**Goal:** Which lines in the records below contain the word "held"? Copy each of them.

**Recorded information:**
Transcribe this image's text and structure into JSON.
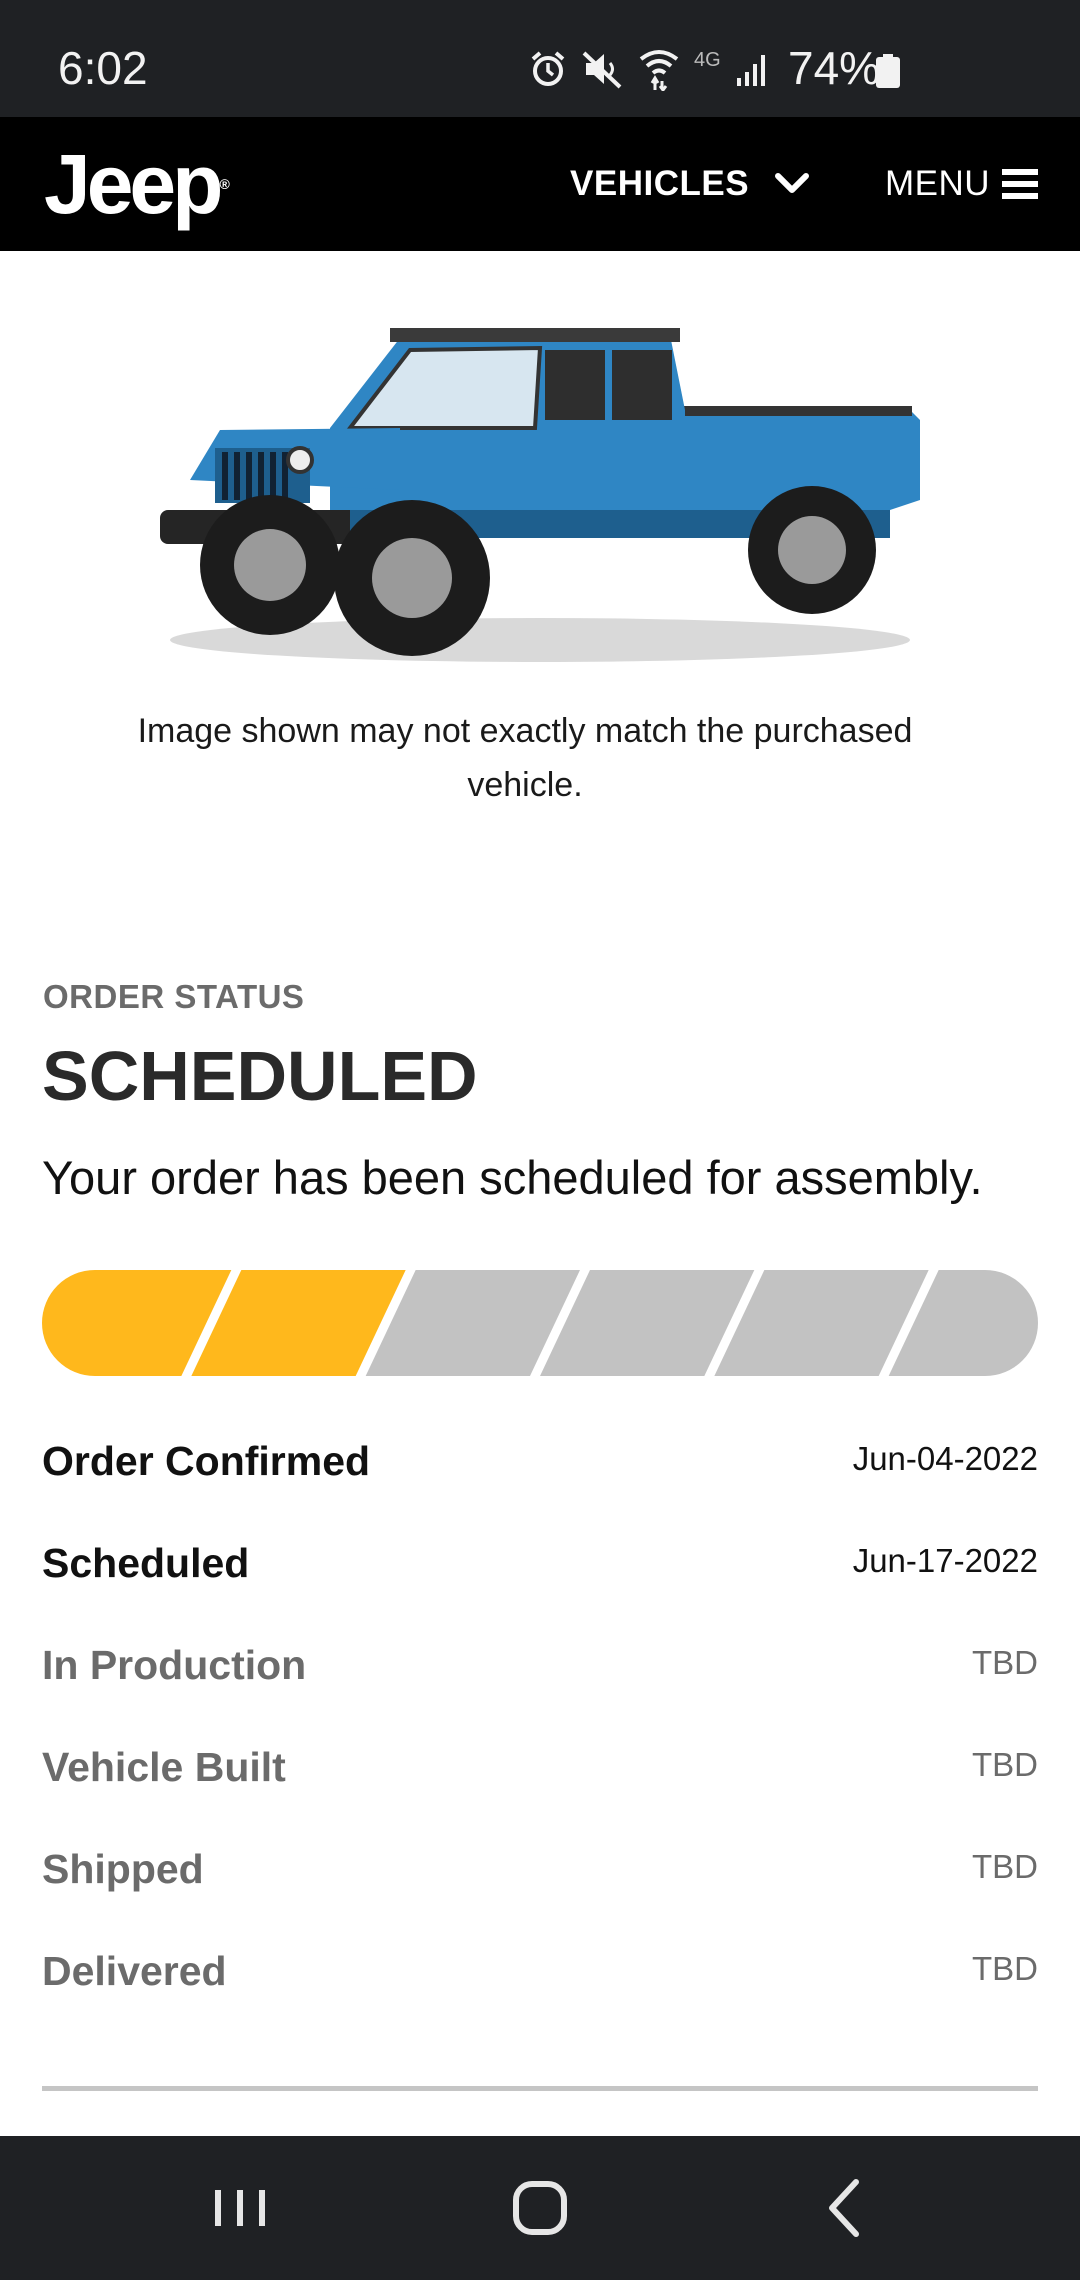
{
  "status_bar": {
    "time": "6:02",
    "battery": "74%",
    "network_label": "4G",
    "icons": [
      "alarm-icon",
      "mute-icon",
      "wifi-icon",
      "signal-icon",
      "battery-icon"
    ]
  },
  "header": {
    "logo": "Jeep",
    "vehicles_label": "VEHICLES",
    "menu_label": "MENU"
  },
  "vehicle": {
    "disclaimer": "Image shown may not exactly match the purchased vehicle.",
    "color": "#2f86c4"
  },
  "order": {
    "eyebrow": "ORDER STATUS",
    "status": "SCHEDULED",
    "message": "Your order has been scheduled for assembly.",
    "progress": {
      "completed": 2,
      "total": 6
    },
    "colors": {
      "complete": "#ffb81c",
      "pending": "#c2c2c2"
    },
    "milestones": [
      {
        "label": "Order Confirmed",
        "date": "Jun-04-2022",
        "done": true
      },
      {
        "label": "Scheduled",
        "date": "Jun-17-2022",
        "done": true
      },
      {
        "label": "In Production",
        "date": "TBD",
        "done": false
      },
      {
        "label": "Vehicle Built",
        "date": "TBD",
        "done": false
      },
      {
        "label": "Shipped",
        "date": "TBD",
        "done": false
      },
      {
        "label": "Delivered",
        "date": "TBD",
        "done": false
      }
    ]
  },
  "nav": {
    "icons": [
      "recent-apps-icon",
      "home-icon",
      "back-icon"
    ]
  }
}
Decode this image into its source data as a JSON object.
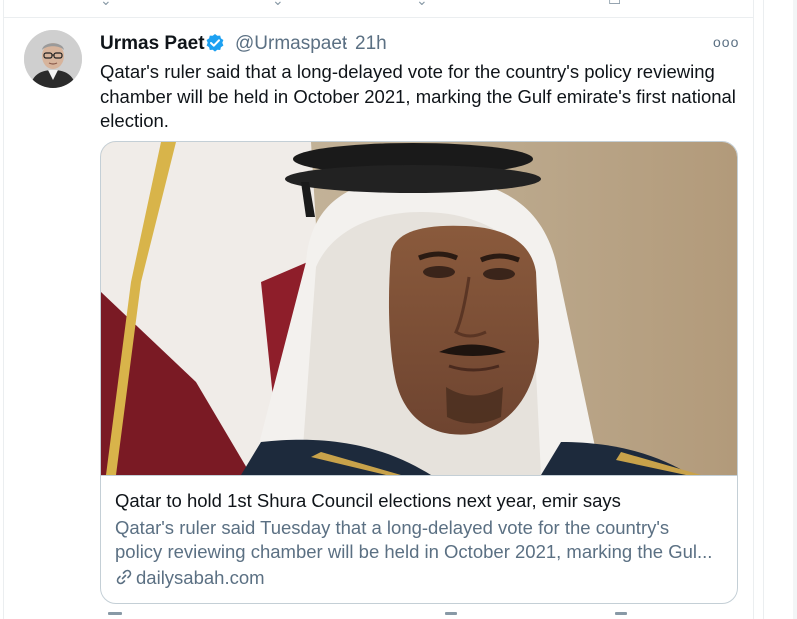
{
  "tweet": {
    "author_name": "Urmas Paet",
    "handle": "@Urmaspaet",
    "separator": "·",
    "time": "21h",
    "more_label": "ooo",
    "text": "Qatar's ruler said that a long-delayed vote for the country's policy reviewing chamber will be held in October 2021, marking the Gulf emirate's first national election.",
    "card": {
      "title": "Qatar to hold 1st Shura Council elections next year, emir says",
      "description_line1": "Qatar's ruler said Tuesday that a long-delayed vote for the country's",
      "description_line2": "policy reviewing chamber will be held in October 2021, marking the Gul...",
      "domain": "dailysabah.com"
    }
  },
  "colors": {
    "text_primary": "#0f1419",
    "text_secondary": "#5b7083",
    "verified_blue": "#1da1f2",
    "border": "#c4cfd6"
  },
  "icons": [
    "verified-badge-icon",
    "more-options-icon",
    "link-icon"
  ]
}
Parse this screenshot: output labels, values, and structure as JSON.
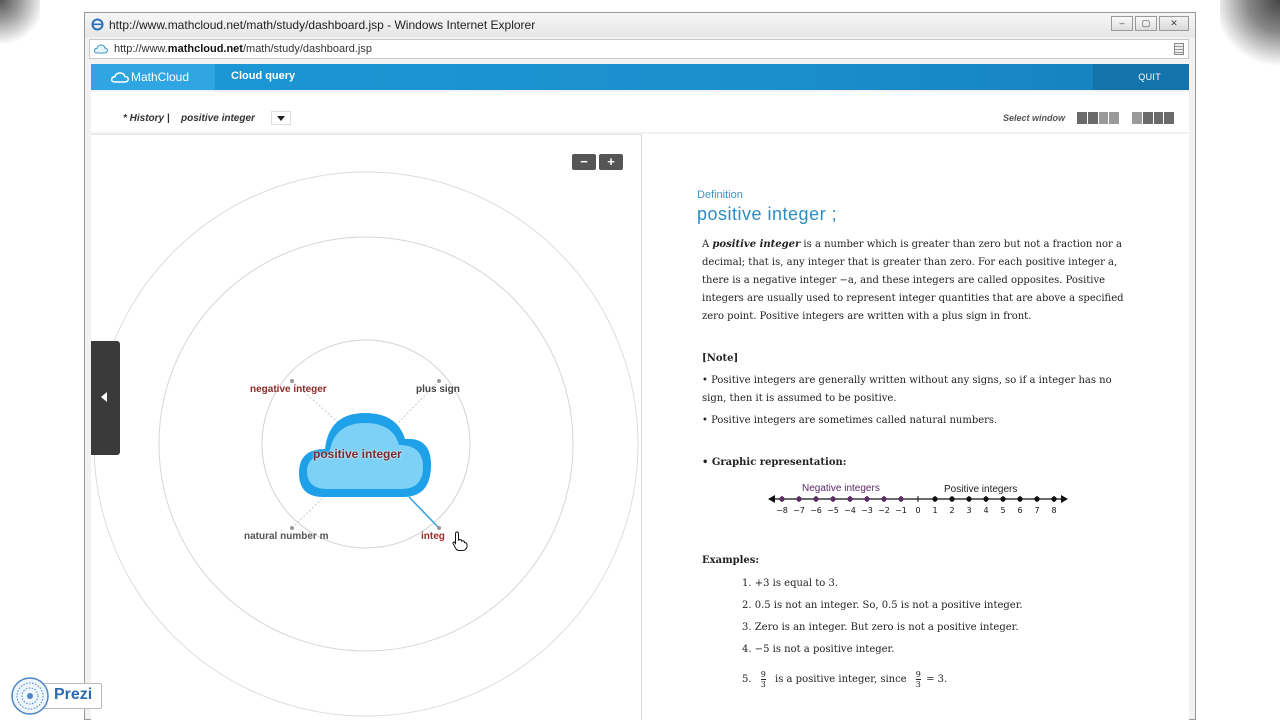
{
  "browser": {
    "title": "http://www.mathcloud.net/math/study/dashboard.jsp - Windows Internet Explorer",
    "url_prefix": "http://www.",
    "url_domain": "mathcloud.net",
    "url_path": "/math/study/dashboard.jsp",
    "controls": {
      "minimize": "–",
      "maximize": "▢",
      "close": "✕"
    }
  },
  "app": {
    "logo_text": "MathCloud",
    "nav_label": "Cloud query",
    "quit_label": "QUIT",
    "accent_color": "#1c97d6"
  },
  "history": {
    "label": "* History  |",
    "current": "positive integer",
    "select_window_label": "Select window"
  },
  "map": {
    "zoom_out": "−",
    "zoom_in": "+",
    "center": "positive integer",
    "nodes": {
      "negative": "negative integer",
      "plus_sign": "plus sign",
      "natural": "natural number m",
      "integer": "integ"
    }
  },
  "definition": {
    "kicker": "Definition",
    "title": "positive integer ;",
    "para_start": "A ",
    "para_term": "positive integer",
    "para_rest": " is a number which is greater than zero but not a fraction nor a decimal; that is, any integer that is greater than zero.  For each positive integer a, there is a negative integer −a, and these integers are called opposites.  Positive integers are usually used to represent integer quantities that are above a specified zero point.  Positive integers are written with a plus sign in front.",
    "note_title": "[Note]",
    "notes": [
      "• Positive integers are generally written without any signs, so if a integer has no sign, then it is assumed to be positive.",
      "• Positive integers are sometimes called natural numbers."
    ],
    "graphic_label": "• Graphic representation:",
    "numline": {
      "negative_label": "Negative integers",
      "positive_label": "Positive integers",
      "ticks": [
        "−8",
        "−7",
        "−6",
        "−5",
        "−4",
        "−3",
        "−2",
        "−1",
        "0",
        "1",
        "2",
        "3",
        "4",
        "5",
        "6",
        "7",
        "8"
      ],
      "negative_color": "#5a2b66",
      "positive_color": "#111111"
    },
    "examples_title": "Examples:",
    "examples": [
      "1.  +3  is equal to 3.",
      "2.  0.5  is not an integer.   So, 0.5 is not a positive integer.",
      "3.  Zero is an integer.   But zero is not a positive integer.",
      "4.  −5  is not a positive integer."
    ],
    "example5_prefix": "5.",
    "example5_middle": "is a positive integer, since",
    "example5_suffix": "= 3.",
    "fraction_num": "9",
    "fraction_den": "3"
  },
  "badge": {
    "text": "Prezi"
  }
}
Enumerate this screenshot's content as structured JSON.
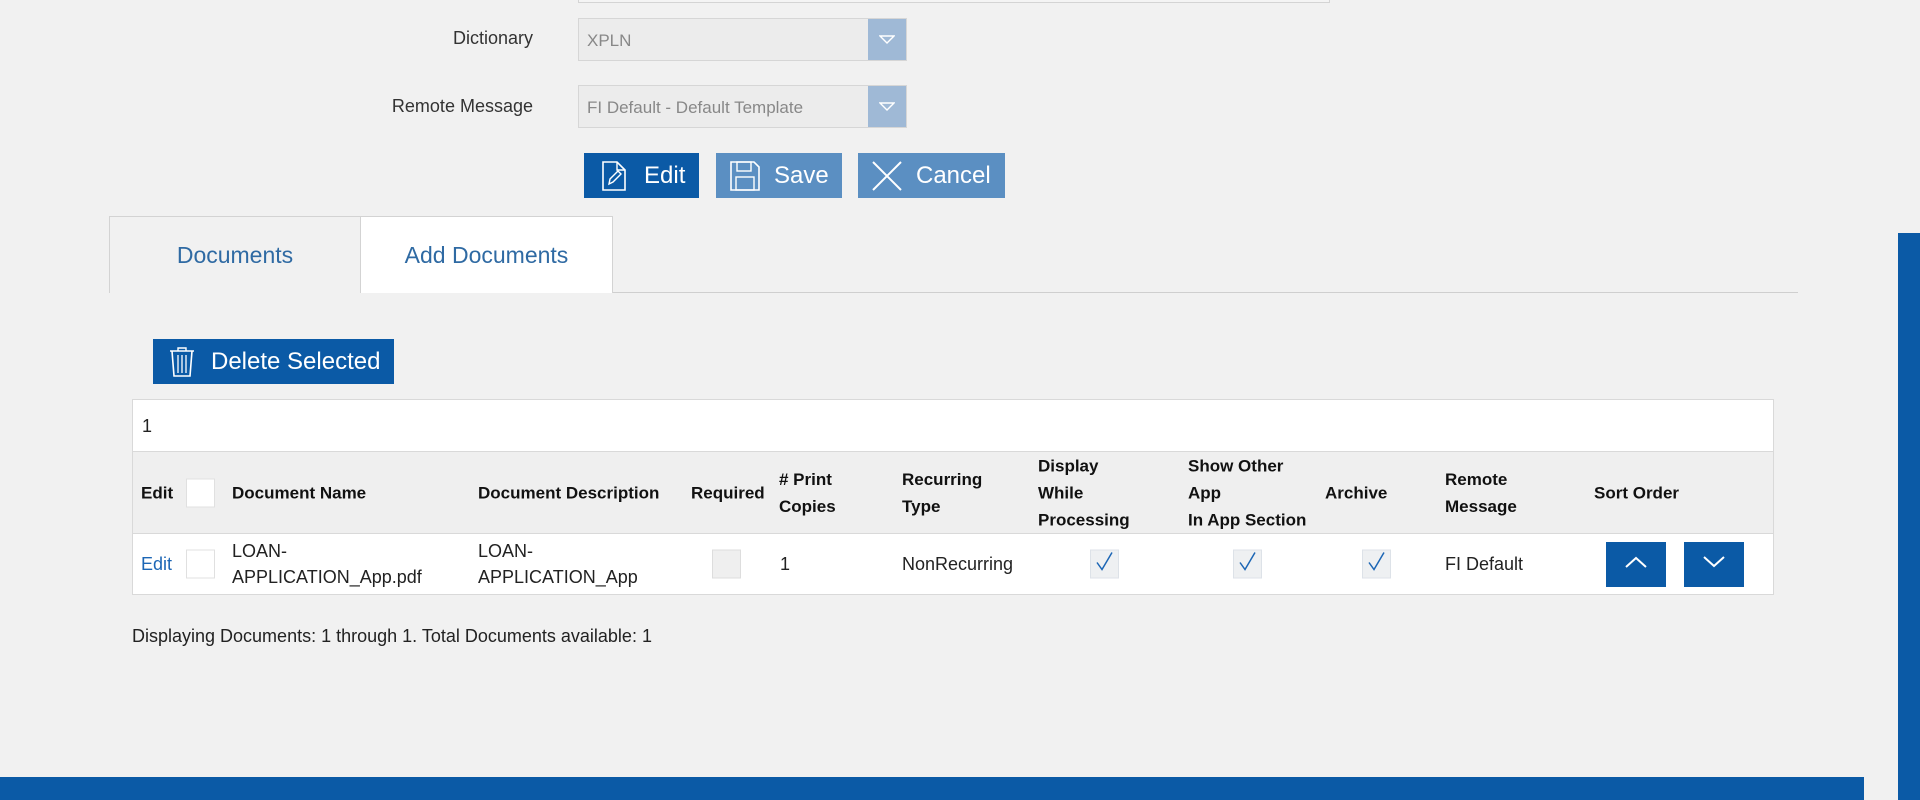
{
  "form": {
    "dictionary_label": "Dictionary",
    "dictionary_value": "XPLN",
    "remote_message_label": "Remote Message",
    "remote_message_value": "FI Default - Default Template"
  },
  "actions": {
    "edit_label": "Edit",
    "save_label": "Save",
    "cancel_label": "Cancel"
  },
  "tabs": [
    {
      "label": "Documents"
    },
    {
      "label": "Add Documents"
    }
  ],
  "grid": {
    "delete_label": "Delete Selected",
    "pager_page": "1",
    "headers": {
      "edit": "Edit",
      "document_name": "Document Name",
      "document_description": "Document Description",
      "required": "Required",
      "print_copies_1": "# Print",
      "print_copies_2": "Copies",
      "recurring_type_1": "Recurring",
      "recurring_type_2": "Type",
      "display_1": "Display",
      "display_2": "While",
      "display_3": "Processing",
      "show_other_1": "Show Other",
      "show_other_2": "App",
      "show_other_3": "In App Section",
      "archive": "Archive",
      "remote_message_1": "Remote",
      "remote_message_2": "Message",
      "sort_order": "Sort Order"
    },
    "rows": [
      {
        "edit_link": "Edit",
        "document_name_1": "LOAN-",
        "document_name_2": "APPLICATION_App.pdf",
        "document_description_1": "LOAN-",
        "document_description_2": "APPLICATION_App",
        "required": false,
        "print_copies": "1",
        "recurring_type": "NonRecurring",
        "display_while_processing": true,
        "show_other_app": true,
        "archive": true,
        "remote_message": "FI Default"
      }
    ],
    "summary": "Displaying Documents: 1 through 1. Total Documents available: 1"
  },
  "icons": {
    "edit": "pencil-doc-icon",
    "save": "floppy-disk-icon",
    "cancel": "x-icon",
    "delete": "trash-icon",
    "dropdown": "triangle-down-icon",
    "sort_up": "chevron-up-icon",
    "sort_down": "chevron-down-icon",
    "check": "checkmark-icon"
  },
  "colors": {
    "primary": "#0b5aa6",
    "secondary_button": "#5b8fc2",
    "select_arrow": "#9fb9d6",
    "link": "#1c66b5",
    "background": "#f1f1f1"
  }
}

**Task output:**
    "text": "Qatar's ruler said that a long-delayed vote for the country's policy reviewing chamber will be held in October 2021, marking the Gulf emirate's first national election.",
      "description_line2": "policy reviewing chamber will be held in October 2021, marking the Gul...",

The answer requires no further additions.